>>

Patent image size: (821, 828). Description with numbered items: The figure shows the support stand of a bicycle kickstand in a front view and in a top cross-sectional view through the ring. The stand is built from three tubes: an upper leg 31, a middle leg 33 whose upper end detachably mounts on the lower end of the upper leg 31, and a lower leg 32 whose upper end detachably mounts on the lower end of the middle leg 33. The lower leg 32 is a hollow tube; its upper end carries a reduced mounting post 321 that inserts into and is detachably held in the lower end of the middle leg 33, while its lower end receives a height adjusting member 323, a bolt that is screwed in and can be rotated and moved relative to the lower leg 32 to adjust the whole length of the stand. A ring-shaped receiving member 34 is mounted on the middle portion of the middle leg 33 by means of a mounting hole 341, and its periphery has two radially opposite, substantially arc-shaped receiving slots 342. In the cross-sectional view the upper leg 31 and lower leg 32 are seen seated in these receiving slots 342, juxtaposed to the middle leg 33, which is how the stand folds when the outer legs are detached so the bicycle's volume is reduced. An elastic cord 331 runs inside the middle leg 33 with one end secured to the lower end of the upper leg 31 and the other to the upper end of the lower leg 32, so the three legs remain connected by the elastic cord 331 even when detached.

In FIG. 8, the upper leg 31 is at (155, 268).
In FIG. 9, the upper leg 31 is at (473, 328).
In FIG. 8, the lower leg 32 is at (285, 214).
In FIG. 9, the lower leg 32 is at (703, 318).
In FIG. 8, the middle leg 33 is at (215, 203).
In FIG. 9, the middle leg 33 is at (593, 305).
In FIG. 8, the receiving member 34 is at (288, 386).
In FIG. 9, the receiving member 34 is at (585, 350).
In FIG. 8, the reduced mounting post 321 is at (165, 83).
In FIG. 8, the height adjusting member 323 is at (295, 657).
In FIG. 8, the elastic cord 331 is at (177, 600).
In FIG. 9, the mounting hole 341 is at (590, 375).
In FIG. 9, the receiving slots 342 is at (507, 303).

<<

» Prompt: Copy out, word for word, the lines from the first one through the line that contains "In FIG. 8, the upper leg 31 is at (155, 268).".

» Solution to this task:
Patent image size: (821, 828). Description with numbered items: The figure shows the support stand of a bicycle kickstand in a front view and in a top cross-sectional view through the ring. The stand is built from three tubes: an upper leg 31, a middle leg 33 whose upper end detachably mounts on the lower end of the upper leg 31, and a lower leg 32 whose upper end detachably mounts on the lower end of the middle leg 33. The lower leg 32 is a hollow tube; its upper end carries a reduced mounting post 321 that inserts into and is detachably held in the lower end of the middle leg 33, while its lower end receives a height adjusting member 323, a bolt that is screwed in and can be rotated and moved relative to the lower leg 32 to adjust the whole length of the stand. A ring-shaped receiving member 34 is mounted on the middle portion of the middle leg 33 by means of a mounting hole 341, and its periphery has two radially opposite, substantially arc-shaped receiving slots 342. In the cross-sectional view the upper leg 31 and lower leg 32 are seen seated in these receiving slots 342, juxtaposed to the middle leg 33, which is how the stand folds when the outer legs are detached so the bicycle's volume is reduced. An elastic cord 331 runs inside the middle leg 33 with one end secured to the lower end of the upper leg 31 and the other to the upper end of the lower leg 32, so the three legs remain connected by the elastic cord 331 even when detached.

In FIG. 8, the upper leg 31 is at (155, 268).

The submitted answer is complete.